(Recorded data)
☆ ☆ ☆
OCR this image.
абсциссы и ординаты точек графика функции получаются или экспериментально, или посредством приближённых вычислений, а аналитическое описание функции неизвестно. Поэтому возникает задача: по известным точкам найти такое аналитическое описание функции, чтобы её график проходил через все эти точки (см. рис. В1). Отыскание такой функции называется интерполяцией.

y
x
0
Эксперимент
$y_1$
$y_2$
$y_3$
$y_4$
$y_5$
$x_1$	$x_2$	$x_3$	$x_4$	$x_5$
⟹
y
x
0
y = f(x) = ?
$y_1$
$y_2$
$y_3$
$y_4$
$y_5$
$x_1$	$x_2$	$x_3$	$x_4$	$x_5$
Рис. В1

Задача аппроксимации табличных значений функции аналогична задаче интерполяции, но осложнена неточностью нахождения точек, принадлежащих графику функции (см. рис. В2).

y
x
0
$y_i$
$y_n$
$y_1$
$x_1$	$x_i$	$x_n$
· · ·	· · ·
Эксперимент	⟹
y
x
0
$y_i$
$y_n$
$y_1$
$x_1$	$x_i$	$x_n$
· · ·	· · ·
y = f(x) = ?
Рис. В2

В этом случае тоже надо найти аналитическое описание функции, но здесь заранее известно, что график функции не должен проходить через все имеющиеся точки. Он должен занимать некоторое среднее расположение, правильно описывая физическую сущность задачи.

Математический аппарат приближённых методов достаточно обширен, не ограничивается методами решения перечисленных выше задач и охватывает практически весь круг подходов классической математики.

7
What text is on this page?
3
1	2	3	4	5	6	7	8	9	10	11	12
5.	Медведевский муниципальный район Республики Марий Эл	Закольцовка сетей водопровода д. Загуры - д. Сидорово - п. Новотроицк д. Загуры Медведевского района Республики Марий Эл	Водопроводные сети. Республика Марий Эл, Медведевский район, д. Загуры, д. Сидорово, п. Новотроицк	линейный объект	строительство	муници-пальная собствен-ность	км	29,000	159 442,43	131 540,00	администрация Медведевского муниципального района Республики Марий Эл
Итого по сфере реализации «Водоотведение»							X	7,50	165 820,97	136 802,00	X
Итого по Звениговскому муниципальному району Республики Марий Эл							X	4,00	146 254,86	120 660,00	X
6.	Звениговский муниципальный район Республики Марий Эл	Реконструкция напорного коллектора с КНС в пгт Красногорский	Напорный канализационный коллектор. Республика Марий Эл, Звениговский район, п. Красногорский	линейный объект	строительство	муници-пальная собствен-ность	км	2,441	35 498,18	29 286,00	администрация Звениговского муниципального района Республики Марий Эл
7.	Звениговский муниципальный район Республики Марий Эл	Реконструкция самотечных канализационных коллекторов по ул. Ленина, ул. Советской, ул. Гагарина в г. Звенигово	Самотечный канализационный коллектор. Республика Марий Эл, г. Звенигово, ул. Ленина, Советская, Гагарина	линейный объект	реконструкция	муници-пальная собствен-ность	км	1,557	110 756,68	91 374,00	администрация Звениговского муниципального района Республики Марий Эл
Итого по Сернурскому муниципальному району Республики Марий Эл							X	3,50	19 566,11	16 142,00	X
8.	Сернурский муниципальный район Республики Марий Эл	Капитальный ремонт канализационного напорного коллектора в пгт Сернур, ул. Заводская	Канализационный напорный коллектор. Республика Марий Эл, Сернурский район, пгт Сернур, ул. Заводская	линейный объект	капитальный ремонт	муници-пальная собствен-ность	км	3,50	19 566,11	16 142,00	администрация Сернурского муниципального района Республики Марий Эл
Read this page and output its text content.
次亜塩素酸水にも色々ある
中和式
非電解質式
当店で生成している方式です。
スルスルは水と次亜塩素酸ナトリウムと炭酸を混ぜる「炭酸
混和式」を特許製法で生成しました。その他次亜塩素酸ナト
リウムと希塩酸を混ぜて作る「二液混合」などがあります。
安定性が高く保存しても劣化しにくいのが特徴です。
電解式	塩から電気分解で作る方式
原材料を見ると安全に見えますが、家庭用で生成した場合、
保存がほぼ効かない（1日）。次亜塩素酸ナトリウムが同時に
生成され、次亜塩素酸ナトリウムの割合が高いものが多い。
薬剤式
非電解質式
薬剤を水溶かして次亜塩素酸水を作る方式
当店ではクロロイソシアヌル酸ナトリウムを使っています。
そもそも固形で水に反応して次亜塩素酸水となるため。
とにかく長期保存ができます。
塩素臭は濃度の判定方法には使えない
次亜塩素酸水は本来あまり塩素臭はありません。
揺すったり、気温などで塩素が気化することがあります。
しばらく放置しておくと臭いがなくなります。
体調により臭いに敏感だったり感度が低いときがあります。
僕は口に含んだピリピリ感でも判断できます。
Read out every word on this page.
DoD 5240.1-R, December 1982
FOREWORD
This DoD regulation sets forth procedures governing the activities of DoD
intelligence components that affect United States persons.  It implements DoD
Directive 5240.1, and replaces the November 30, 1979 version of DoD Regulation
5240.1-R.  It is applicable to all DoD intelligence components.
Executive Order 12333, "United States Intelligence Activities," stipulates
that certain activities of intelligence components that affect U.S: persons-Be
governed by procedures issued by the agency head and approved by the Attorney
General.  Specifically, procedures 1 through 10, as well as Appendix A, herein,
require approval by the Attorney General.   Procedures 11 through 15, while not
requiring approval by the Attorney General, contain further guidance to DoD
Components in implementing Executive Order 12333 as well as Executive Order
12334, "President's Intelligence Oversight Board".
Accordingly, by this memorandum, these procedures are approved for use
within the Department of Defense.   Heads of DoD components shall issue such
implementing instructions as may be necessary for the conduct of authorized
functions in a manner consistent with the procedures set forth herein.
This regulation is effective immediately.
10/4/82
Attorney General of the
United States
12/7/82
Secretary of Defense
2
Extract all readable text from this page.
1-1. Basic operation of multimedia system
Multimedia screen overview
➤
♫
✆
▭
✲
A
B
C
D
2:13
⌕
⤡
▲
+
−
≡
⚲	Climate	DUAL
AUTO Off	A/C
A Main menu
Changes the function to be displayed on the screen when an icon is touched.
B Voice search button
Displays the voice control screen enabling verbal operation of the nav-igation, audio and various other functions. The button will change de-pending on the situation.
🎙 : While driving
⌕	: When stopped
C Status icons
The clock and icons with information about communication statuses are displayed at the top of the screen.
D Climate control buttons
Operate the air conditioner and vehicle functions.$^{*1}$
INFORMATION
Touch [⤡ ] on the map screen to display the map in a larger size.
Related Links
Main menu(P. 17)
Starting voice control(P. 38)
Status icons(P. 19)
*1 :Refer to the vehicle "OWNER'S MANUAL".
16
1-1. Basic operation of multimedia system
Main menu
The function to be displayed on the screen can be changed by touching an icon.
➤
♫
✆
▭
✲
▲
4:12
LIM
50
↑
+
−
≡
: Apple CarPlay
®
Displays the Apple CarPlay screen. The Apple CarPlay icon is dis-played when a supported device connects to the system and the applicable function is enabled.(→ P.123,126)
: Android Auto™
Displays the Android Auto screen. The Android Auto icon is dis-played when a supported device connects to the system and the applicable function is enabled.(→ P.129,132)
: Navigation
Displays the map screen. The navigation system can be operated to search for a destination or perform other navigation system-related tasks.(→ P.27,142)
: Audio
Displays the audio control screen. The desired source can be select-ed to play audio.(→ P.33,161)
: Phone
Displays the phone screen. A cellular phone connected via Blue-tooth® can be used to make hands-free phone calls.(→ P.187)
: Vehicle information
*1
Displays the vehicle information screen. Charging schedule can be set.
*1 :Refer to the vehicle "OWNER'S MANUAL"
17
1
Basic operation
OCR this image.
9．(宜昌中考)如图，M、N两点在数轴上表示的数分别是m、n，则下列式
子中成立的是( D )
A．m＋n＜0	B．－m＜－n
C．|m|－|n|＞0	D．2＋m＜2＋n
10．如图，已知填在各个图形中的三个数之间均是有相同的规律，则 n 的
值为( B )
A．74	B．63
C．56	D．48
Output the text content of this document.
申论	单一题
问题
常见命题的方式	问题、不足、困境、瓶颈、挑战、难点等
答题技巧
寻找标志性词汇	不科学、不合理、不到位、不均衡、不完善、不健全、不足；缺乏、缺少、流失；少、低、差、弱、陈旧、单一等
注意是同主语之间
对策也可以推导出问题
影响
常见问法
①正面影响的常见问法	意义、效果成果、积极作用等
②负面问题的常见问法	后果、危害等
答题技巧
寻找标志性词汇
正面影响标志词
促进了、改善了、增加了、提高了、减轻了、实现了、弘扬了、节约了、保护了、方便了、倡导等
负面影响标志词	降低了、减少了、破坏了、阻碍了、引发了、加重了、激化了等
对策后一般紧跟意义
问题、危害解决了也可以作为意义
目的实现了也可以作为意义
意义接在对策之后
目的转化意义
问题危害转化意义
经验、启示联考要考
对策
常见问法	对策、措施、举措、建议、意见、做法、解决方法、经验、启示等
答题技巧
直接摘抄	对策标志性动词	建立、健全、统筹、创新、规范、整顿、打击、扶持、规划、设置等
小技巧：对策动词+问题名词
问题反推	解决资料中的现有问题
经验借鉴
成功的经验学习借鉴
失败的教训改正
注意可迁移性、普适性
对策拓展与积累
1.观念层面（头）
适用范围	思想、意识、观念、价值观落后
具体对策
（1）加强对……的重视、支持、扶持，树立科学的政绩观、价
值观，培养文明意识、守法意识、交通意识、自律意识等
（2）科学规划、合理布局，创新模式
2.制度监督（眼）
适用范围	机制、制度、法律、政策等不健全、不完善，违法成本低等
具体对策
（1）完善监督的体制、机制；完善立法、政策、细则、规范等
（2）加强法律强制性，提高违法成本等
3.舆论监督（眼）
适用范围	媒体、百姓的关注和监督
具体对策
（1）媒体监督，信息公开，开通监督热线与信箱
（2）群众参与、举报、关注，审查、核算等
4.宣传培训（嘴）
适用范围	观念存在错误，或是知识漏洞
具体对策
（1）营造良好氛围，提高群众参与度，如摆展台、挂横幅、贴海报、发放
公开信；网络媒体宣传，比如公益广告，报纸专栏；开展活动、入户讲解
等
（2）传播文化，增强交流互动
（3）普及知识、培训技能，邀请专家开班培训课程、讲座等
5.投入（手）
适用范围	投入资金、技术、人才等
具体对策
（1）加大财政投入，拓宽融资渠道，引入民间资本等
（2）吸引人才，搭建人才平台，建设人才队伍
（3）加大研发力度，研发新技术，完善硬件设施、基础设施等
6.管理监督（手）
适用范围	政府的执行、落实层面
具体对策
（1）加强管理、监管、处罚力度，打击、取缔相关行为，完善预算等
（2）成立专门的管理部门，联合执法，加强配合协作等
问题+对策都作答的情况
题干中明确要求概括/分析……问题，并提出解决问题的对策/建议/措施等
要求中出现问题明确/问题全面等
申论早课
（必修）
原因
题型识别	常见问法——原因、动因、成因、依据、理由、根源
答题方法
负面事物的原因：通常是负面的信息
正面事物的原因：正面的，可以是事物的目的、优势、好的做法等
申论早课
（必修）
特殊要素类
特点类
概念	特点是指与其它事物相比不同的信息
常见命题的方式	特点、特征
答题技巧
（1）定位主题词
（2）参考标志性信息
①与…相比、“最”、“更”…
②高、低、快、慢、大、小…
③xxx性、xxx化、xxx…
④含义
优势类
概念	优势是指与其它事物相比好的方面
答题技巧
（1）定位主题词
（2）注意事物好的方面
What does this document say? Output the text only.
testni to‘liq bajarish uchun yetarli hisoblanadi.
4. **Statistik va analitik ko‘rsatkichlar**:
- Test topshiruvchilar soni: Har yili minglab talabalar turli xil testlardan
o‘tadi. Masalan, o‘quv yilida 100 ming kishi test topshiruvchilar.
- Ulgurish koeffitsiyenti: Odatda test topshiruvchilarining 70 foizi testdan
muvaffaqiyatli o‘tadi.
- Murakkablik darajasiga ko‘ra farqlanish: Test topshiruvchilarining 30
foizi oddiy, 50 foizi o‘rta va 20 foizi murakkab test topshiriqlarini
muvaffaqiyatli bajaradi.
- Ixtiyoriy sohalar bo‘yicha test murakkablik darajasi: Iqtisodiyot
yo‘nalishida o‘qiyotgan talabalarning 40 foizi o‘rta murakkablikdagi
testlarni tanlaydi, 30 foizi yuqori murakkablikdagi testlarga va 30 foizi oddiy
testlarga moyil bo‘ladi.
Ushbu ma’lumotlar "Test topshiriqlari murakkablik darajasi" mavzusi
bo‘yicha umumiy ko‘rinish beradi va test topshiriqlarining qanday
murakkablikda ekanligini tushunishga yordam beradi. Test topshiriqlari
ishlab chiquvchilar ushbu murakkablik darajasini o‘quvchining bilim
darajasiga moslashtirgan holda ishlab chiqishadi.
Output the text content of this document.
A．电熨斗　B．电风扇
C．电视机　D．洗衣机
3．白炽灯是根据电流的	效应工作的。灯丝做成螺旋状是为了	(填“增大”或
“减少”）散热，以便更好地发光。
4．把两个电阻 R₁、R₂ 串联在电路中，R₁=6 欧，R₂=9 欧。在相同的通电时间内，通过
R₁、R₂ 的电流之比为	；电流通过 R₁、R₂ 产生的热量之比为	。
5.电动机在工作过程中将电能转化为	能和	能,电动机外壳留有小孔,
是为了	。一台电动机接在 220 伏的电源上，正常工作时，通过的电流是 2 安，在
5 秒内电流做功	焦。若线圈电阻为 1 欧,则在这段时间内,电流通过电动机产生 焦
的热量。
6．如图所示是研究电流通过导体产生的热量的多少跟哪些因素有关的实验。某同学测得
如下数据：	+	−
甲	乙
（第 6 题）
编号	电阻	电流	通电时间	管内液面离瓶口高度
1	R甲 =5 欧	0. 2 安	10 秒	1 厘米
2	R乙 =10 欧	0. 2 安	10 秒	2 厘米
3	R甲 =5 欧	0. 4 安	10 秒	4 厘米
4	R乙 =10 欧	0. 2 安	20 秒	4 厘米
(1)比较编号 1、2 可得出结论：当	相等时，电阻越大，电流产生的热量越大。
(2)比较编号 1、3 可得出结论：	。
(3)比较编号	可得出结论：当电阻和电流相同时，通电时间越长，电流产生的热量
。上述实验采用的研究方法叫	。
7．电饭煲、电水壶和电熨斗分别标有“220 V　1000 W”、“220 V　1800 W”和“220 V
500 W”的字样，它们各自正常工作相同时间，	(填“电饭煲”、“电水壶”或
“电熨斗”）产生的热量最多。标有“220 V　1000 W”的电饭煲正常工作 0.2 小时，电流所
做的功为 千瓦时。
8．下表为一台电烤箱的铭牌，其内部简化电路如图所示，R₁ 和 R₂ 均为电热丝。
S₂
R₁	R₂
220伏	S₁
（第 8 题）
☆ ☆ ☆
THE REQUEST |
Search the listing above for the string "Звениговского". Copy every line that contains it.

RESPONSE FOR THIS EXERCISE |
6.	Звениговский муниципальный район Республики Марий Эл	Реконструкция напорного коллектора с КНС в пгт Красногорский	Напорный канализационный коллектор. Республика Марий Эл, Звениговский район, п. Красногорский	линейный объект	строительство	муници-пальная собствен-ность	км	2,441	35 498,18	29 286,00	администрация Звениговского муниципального района Республики Марий Эл
7.	Звениговский муниципальный район Республики Марий Эл	Реконструкция самотечных канализационных коллекторов по ул. Ленина, ул. Советской, ул. Гагарина в г. Звенигово	Самотечный канализационный коллектор. Республика Марий Эл, г. Звенигово, ул. Ленина, Советская, Гагарина	линейный объект	реконструкция	муници-пальная собствен-ность	км	1,557	110 756,68	91 374,00	администрация Звениговского муниципального района Республики Марий Эл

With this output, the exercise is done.